Start Records to use

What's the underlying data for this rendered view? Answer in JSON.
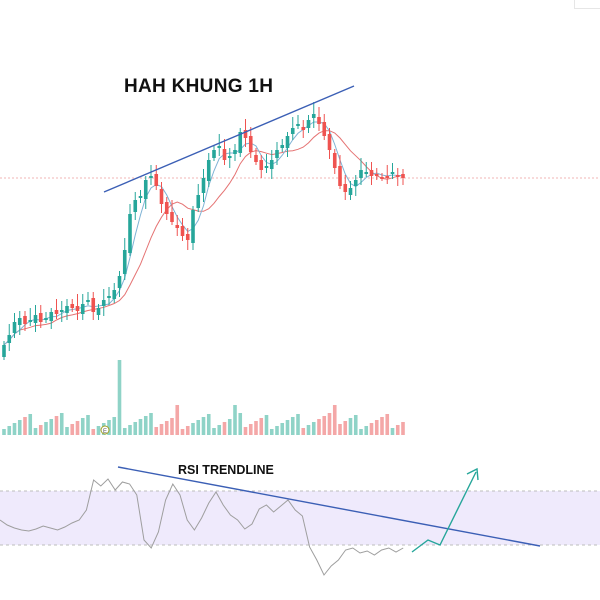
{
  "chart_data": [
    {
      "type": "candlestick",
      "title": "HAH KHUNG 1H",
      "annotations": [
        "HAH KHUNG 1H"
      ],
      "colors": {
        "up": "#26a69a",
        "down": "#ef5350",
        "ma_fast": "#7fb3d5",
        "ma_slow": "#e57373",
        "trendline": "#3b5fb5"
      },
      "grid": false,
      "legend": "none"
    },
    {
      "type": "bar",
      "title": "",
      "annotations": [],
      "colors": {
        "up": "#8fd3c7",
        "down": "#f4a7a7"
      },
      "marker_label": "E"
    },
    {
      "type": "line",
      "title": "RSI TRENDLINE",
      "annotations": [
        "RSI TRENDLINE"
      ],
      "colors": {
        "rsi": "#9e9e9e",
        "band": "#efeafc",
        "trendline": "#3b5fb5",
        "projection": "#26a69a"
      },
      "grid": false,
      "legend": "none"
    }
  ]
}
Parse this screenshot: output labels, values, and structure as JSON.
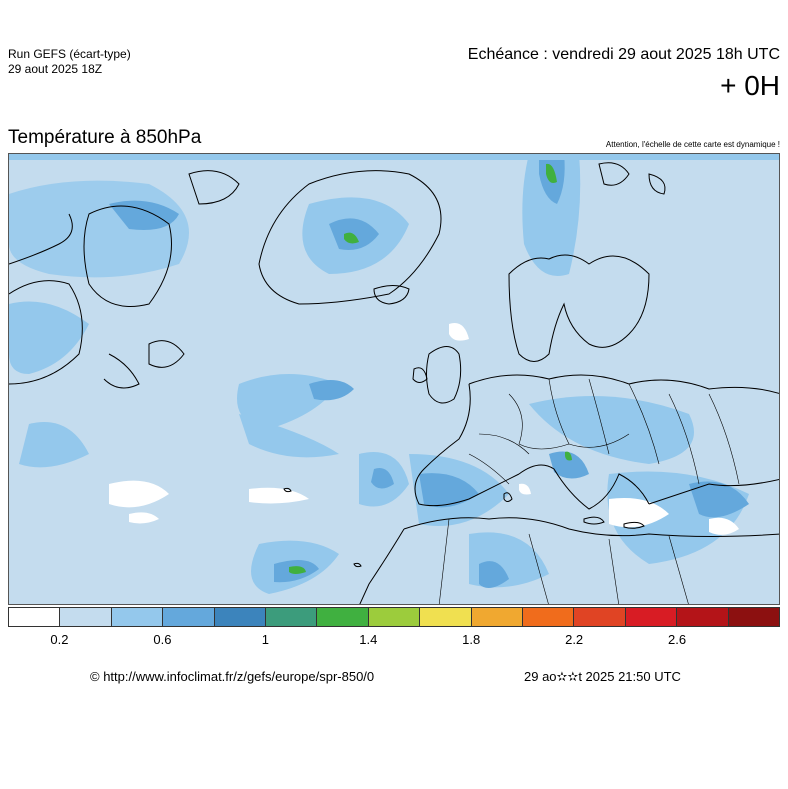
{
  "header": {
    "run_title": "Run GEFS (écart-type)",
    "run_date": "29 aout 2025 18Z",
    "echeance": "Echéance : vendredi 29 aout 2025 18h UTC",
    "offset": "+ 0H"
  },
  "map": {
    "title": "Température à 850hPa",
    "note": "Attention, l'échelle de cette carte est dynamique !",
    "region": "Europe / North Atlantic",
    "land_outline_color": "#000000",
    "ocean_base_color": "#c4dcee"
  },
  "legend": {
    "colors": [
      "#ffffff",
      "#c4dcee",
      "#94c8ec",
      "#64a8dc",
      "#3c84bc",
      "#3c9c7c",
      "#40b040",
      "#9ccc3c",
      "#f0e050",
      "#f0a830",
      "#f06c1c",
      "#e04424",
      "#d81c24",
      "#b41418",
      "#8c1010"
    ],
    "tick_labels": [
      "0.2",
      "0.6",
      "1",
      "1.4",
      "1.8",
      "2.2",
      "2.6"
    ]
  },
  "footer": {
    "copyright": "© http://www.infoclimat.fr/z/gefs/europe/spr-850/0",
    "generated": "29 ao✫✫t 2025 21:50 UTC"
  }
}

End Records to use

What to produce :: Copy, without the pictures, exactly the lines from the line with "Parse this screenshot: output" through the end of the material above, both ends included.

Final result ::
Parse this screenshot: output labels, values, and structure as JSON.
{
  "header": {
    "run_title": "Run GEFS (écart-type)",
    "run_date": "29 aout 2025 18Z",
    "echeance": "Echéance : vendredi 29 aout 2025 18h UTC",
    "offset": "+ 0H"
  },
  "map": {
    "title": "Température à 850hPa",
    "note": "Attention, l'échelle de cette carte est dynamique !",
    "region": "Europe / North Atlantic",
    "land_outline_color": "#000000",
    "ocean_base_color": "#c4dcee"
  },
  "legend": {
    "colors": [
      "#ffffff",
      "#c4dcee",
      "#94c8ec",
      "#64a8dc",
      "#3c84bc",
      "#3c9c7c",
      "#40b040",
      "#9ccc3c",
      "#f0e050",
      "#f0a830",
      "#f06c1c",
      "#e04424",
      "#d81c24",
      "#b41418",
      "#8c1010"
    ],
    "tick_labels": [
      "0.2",
      "0.6",
      "1",
      "1.4",
      "1.8",
      "2.2",
      "2.6"
    ]
  },
  "footer": {
    "copyright": "© http://www.infoclimat.fr/z/gefs/europe/spr-850/0",
    "generated": "29 ao✫✫t 2025 21:50 UTC"
  }
}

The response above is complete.